--- START OF Task input ---

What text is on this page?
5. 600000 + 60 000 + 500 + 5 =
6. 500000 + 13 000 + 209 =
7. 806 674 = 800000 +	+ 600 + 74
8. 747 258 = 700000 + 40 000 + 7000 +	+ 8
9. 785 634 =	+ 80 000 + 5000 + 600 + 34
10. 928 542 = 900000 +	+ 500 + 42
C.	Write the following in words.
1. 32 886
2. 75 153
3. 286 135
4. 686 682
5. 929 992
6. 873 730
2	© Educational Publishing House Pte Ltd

--- END OF Task input ---

Please output the complete data exactly.

#### [Response]
What text is on this page?
5. 600000 + 60 000 + 500 + 5 =
6. 500000 + 13 000 + 209 =
7. 806 674 = 800000 +	+ 600 + 74
8. 747 258 = 700000 + 40 000 + 7000 +	+ 8
9. 785 634 =	+ 80 000 + 5000 + 600 + 34
10. 928 542 = 900000 +	+ 500 + 42
C.	Write the following in words.
1. 32 886
2. 75 153
3. 286 135
4. 686 682
5. 929 992
6. 873 730
2	© Educational Publishing House Pte Ltd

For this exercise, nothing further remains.